In the entries below, every line that contains "übergeht" must be located and copied.
= = = = = = =
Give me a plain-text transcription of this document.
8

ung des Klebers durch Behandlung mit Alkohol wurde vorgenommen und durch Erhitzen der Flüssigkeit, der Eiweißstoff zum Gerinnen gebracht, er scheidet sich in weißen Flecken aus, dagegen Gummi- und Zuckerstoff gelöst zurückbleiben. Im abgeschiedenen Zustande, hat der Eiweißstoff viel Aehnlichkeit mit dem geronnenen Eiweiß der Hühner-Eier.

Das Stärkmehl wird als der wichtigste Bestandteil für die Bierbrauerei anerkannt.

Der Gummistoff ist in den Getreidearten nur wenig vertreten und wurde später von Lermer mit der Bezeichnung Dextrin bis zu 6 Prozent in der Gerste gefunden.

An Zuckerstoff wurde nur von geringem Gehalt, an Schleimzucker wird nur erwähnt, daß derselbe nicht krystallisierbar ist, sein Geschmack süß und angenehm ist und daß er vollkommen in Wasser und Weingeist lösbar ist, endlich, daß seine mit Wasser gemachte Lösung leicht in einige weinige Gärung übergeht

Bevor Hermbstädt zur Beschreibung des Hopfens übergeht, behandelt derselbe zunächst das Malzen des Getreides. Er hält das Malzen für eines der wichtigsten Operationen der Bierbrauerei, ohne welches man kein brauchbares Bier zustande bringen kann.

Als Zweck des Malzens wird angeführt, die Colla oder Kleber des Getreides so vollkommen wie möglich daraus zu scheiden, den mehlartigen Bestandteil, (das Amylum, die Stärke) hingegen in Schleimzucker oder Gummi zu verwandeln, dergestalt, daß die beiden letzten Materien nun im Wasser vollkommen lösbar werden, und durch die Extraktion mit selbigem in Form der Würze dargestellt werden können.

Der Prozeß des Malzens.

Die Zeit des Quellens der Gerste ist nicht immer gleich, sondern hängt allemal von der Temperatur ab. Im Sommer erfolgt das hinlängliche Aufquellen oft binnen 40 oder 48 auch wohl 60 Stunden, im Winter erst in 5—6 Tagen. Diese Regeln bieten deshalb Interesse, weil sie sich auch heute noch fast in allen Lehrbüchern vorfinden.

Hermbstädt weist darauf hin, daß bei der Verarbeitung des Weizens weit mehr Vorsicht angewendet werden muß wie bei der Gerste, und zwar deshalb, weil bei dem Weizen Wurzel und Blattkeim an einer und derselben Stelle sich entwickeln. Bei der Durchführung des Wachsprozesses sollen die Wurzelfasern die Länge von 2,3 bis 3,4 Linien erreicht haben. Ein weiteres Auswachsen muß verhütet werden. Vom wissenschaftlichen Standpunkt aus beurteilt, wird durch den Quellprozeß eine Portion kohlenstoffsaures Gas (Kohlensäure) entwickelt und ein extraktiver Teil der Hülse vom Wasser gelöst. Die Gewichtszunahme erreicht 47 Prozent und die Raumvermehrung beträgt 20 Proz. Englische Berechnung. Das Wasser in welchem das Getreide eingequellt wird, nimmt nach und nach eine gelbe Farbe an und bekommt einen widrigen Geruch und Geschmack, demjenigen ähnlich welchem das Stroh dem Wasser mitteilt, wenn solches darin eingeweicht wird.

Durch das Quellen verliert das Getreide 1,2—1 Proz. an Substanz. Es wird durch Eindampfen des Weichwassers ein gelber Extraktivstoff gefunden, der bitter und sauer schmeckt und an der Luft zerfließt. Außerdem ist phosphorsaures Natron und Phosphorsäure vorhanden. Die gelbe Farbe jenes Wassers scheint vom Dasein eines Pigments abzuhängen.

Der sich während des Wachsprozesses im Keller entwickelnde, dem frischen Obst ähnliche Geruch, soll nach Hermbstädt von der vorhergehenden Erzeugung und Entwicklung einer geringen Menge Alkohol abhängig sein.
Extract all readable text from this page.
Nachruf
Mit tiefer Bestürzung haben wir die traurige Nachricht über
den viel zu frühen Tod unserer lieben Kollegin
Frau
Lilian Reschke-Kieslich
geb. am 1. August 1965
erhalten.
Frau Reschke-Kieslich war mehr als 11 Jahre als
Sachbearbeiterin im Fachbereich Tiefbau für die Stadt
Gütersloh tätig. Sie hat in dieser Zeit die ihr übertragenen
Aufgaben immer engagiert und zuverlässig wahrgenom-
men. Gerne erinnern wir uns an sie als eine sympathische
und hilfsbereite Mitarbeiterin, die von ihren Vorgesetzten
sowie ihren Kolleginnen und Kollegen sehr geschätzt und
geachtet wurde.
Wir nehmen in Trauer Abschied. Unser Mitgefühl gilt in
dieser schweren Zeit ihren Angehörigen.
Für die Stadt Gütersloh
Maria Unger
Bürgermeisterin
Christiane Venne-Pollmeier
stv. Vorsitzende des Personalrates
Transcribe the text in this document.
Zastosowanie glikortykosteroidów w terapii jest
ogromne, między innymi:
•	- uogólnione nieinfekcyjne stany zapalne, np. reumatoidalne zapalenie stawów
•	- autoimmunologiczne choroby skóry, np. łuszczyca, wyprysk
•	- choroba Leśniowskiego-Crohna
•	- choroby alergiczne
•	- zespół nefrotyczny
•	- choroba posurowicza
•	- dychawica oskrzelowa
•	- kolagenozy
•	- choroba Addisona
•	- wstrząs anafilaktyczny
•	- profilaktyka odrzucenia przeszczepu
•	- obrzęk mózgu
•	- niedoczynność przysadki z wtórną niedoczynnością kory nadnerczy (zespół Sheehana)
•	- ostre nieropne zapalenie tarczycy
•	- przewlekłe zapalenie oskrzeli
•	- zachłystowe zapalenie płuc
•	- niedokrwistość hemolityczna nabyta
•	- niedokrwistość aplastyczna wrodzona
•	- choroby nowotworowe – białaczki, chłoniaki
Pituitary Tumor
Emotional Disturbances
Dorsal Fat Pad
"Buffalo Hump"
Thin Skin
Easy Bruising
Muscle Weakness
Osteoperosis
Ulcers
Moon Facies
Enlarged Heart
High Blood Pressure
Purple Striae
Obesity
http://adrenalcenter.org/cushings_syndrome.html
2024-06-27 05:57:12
= = = = = = =
**Exercise solution:**
An Zuckerstoff wurde nur von geringem Gehalt, an Schleimzucker wird nur erwähnt, daß derselbe nicht krystallisierbar ist, sein Geschmack süß und angenehm ist und daß er vollkommen in Wasser und Weingeist lösbar ist, endlich, daß seine mit Wasser gemachte Lösung leicht in einige weinige Gärung übergeht
Bevor Hermbstädt zur Beschreibung des Hopfens übergeht, behandelt derselbe zunächst das Malzen des Getreides. Er hält das Malzen für eines der wichtigsten Operationen der Bierbrauerei, ohne welches man kein brauchbares Bier zustande bringen kann.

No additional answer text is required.